• [Your task] Copy the passage from the Olympic bronze-medal article, from "The delayed Games" up to and including "a post-event interview.", word for word.

Bronze-medallist Jackson says COVID-19 a blessing in disguiseSunday, August 01, 2021
TOKYO, Japan — Newly minted women's 100m bronze-medallist Shericka Jackson believes that the novel coronavirus pandemic which forced the postponement of the 2020 Tokyo Olympic Games, was a blessing in disguise for her.
The 27-year-old MVP athlete had won a bronze medal in the 400m at the Doha World Championships, but twice suffered from stress fractures in her shins since then.
The delayed Games gave her time not only to heal those injures but also, as fate would have it, an opportunity to switch from her favoured quarter-mile event, culminating with this massive sprint bronze medal earned Saturday night inside the Olympic Stadium in Tokyo.
“I think last year was my biggest blessing when the Olympics was postponed,” she said in a post-event interview.
“I was happy, because after a magnificent 2019, I had two stress fractures in my shins and it was a struggle in 2020, and just to be here running in the Olympics and getting a bronze medal, I am just so grateful,” she added.
Jackson said, in consultation with Coach Paul Francis, they decided to attempt the 100m with a view to becoming eligible for the sprint relays at major meets.
That decision turned out to be a masterstroke now that the results are bearing fruits.
“When my coach and I decided we are going to switch, it was a good decision because I wanted to run the 100, but it was not at the major championship, it was just for a relay spot, so to be here and get a medal is just amazing,” Jackson said.
And she is also of the opinion that her background training in the quarter-mile helped in no uncertain manner with her successes in the bronze-medal win.

• [Data listing]
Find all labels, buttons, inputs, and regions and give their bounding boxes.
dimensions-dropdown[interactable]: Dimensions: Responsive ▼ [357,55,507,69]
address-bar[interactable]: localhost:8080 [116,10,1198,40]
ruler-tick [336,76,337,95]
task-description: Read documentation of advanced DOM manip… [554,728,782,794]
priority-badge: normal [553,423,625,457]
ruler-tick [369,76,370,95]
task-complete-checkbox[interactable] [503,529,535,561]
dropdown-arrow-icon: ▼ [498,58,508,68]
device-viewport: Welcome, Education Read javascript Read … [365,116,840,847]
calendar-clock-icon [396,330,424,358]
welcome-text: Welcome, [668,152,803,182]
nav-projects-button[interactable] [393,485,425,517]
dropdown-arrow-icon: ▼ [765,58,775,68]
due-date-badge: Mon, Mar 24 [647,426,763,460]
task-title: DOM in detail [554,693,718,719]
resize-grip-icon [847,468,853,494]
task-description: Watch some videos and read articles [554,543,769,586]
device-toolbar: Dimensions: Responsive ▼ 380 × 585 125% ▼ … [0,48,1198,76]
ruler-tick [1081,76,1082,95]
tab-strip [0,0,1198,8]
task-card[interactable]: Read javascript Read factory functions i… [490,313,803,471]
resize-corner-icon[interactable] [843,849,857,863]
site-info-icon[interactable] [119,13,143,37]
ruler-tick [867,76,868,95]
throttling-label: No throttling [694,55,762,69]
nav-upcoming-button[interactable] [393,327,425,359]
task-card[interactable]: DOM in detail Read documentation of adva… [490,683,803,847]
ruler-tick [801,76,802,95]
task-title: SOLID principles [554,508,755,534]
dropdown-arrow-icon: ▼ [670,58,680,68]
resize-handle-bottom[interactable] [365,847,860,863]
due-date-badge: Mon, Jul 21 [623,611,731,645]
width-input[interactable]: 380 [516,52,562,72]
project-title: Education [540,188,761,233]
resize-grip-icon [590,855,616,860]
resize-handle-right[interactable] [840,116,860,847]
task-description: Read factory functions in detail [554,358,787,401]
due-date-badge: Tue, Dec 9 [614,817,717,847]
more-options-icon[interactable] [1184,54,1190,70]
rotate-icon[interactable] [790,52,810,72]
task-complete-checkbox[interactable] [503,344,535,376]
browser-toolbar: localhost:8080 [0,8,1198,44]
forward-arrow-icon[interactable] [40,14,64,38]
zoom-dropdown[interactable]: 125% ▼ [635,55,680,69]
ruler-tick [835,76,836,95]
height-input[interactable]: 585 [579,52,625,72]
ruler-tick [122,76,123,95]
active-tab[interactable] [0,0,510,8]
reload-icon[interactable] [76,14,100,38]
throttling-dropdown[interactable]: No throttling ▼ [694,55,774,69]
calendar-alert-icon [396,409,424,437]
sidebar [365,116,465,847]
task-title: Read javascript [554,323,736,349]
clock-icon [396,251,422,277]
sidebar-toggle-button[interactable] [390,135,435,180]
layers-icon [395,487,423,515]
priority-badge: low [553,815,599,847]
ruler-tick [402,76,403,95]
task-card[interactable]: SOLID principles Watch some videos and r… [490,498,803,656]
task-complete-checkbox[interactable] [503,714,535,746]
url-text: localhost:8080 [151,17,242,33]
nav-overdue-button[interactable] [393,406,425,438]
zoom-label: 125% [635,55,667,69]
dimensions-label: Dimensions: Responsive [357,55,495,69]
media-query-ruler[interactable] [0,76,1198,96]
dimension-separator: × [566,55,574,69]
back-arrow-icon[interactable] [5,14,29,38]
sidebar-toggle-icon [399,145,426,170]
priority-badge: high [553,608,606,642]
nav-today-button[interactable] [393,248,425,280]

• [Finished task]
The delayed Games gave her time not only to heal those injures but also, as fate would have it, an opportunity to switch from her favoured quarter-mile event, culminating with this massive sprint bronze medal earned Saturday night inside the Olympic Stadium in Tokyo.
“I think last year was my biggest blessing when the Olympics was postponed,” she said in a post-event interview.